* [PROBLEM DESCRIPTION] Write every record out again exactly as given.

— begin INPUT RECORDS —

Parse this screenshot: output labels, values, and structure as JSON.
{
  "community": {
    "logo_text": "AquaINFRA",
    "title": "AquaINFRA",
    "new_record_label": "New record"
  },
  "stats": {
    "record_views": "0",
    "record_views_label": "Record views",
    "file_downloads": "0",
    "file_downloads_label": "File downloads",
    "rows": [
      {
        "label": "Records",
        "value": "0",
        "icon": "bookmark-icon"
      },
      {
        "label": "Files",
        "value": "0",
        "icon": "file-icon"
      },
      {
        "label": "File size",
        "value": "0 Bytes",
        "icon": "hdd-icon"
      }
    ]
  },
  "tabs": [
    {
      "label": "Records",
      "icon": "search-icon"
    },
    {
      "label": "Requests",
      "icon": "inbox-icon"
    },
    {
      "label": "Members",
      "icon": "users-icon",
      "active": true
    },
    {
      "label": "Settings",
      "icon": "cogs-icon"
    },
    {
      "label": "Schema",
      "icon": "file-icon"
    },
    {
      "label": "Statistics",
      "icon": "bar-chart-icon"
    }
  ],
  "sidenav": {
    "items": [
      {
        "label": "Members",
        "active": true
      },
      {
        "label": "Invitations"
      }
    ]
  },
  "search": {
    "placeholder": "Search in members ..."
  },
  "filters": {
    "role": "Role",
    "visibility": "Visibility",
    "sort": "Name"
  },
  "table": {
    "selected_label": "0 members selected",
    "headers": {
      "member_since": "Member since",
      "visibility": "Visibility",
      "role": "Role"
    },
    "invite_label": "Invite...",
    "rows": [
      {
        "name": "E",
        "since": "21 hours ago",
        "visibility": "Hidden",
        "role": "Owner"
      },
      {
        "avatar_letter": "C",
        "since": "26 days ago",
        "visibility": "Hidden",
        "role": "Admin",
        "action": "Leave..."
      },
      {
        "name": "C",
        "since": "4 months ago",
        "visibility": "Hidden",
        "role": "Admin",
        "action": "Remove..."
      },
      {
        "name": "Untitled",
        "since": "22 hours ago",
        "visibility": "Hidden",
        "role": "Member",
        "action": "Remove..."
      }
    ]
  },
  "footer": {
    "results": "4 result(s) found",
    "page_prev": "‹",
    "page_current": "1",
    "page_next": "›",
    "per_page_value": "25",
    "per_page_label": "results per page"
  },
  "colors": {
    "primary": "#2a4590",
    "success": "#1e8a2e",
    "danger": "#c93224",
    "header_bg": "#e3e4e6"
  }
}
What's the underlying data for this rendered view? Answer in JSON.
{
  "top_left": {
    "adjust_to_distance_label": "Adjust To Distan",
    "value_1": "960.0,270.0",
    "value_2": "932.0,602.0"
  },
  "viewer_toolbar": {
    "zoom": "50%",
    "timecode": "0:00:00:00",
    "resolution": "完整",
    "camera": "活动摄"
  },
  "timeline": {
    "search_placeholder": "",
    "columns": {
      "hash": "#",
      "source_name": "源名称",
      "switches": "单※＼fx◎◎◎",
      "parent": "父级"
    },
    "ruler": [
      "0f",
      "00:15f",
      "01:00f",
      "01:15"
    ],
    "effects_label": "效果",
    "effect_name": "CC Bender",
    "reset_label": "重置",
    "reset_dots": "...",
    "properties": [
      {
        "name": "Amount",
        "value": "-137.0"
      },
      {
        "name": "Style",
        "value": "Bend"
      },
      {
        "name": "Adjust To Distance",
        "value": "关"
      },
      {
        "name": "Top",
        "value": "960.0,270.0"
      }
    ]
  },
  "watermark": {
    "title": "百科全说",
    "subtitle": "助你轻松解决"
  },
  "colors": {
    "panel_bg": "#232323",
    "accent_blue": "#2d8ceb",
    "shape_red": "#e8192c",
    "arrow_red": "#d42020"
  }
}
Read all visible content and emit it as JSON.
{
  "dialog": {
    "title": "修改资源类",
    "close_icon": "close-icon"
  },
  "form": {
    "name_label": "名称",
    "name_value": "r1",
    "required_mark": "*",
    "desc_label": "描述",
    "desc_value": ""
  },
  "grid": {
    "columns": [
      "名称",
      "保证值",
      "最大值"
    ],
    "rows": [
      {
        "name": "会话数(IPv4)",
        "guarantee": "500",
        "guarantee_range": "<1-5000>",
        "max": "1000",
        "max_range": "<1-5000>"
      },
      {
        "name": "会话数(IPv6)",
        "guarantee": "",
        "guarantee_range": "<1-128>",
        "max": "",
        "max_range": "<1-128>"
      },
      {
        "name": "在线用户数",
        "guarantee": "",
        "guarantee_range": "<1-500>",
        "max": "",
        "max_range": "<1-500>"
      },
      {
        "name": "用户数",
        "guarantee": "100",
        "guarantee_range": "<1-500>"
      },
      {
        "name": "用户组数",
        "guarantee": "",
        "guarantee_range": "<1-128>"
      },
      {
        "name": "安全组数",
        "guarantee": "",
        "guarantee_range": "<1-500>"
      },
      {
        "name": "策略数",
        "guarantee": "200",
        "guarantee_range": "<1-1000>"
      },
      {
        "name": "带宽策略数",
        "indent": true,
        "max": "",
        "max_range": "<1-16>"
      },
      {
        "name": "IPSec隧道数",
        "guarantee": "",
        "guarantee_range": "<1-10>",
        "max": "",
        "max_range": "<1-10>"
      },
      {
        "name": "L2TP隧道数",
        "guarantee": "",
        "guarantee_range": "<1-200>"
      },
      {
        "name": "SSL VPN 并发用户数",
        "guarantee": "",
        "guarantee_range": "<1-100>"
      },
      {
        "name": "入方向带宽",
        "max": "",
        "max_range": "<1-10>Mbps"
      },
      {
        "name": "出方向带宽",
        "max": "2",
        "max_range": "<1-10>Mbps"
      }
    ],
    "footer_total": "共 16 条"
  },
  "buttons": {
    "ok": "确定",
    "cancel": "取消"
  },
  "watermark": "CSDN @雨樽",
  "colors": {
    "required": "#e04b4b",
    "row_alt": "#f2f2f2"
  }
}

— end INPUT RECORDS —

* [EXERCISE RESPONSE]
Parse this screenshot: output labels, values, and structure as JSON.
{
  "community": {
    "logo_text": "AquaINFRA",
    "title": "AquaINFRA",
    "new_record_label": "New record"
  },
  "stats": {
    "record_views": "0",
    "record_views_label": "Record views",
    "file_downloads": "0",
    "file_downloads_label": "File downloads",
    "rows": [
      {
        "label": "Records",
        "value": "0",
        "icon": "bookmark-icon"
      },
      {
        "label": "Files",
        "value": "0",
        "icon": "file-icon"
      },
      {
        "label": "File size",
        "value": "0 Bytes",
        "icon": "hdd-icon"
      }
    ]
  },
  "tabs": [
    {
      "label": "Records",
      "icon": "search-icon"
    },
    {
      "label": "Requests",
      "icon": "inbox-icon"
    },
    {
      "label": "Members",
      "icon": "users-icon",
      "active": true
    },
    {
      "label": "Settings",
      "icon": "cogs-icon"
    },
    {
      "label": "Schema",
      "icon": "file-icon"
    },
    {
      "label": "Statistics",
      "icon": "bar-chart-icon"
    }
  ],
  "sidenav": {
    "items": [
      {
        "label": "Members",
        "active": true
      },
      {
        "label": "Invitations"
      }
    ]
  },
  "search": {
    "placeholder": "Search in members ..."
  },
  "filters": {
    "role": "Role",
    "visibility": "Visibility",
    "sort": "Name"
  },
  "table": {
    "selected_label": "0 members selected",
    "headers": {
      "member_since": "Member since",
      "visibility": "Visibility",
      "role": "Role"
    },
    "invite_label": "Invite...",
    "rows": [
      {
        "name": "E",
        "since": "21 hours ago",
        "visibility": "Hidden",
        "role": "Owner"
      },
      {
        "avatar_letter": "C",
        "since": "26 days ago",
        "visibility": "Hidden",
        "role": "Admin",
        "action": "Leave..."
      },
      {
        "name": "C",
        "since": "4 months ago",
        "visibility": "Hidden",
        "role": "Admin",
        "action": "Remove..."
      },
      {
        "name": "Untitled",
        "since": "22 hours ago",
        "visibility": "Hidden",
        "role": "Member",
        "action": "Remove..."
      }
    ]
  },
  "footer": {
    "results": "4 result(s) found",
    "page_prev": "‹",
    "page_current": "1",
    "page_next": "›",
    "per_page_value": "25",
    "per_page_label": "results per page"
  },
  "colors": {
    "primary": "#2a4590",
    "success": "#1e8a2e",
    "danger": "#c93224",
    "header_bg": "#e3e4e6"
  }
}
What's the underlying data for this rendered view? Answer in JSON.
{
  "top_left": {
    "adjust_to_distance_label": "Adjust To Distan",
    "value_1": "960.0,270.0",
    "value_2": "932.0,602.0"
  },
  "viewer_toolbar": {
    "zoom": "50%",
    "timecode": "0:00:00:00",
    "resolution": "完整",
    "camera": "活动摄"
  },
  "timeline": {
    "search_placeholder": "",
    "columns": {
      "hash": "#",
      "source_name": "源名称",
      "switches": "单※＼fx◎◎◎",
      "parent": "父级"
    },
    "ruler": [
      "0f",
      "00:15f",
      "01:00f",
      "01:15"
    ],
    "effects_label": "效果",
    "effect_name": "CC Bender",
    "reset_label": "重置",
    "reset_dots": "...",
    "properties": [
      {
        "name": "Amount",
        "value": "-137.0"
      },
      {
        "name": "Style",
        "value": "Bend"
      },
      {
        "name": "Adjust To Distance",
        "value": "关"
      },
      {
        "name": "Top",
        "value": "960.0,270.0"
      }
    ]
  },
  "watermark": {
    "title": "百科全说",
    "subtitle": "助你轻松解决"
  },
  "colors": {
    "panel_bg": "#232323",
    "accent_blue": "#2d8ceb",
    "shape_red": "#e8192c",
    "arrow_red": "#d42020"
  }
}
Read all visible content and emit it as JSON.
{
  "dialog": {
    "title": "修改资源类",
    "close_icon": "close-icon"
  },
  "form": {
    "name_label": "名称",
    "name_value": "r1",
    "required_mark": "*",
    "desc_label": "描述",
    "desc_value": ""
  },
  "grid": {
    "columns": [
      "名称",
      "保证值",
      "最大值"
    ],
    "rows": [
      {
        "name": "会话数(IPv4)",
        "guarantee": "500",
        "guarantee_range": "<1-5000>",
        "max": "1000",
        "max_range": "<1-5000>"
      },
      {
        "name": "会话数(IPv6)",
        "guarantee": "",
        "guarantee_range": "<1-128>",
        "max": "",
        "max_range": "<1-128>"
      },
      {
        "name": "在线用户数",
        "guarantee": "",
        "guarantee_range": "<1-500>",
        "max": "",
        "max_range": "<1-500>"
      },
      {
        "name": "用户数",
        "guarantee": "100",
        "guarantee_range": "<1-500>"
      },
      {
        "name": "用户组数",
        "guarantee": "",
        "guarantee_range": "<1-128>"
      },
      {
        "name": "安全组数",
        "guarantee": "",
        "guarantee_range": "<1-500>"
      },
      {
        "name": "策略数",
        "guarantee": "200",
        "guarantee_range": "<1-1000>"
      },
      {
        "name": "带宽策略数",
        "indent": true,
        "max": "",
        "max_range": "<1-16>"
      },
      {
        "name": "IPSec隧道数",
        "guarantee": "",
        "guarantee_range": "<1-10>",
        "max": "",
        "max_range": "<1-10>"
      },
      {
        "name": "L2TP隧道数",
        "guarantee": "",
        "guarantee_range": "<1-200>"
      },
      {
        "name": "SSL VPN 并发用户数",
        "guarantee": "",
        "guarantee_range": "<1-100>"
      },
      {
        "name": "入方向带宽",
        "max": "",
        "max_range": "<1-10>Mbps"
      },
      {
        "name": "出方向带宽",
        "max": "2",
        "max_range": "<1-10>Mbps"
      }
    ],
    "footer_total": "共 16 条"
  },
  "buttons": {
    "ok": "确定",
    "cancel": "取消"
  },
  "watermark": "CSDN @雨樽",
  "colors": {
    "required": "#e04b4b",
    "row_alt": "#f2f2f2"
  }
}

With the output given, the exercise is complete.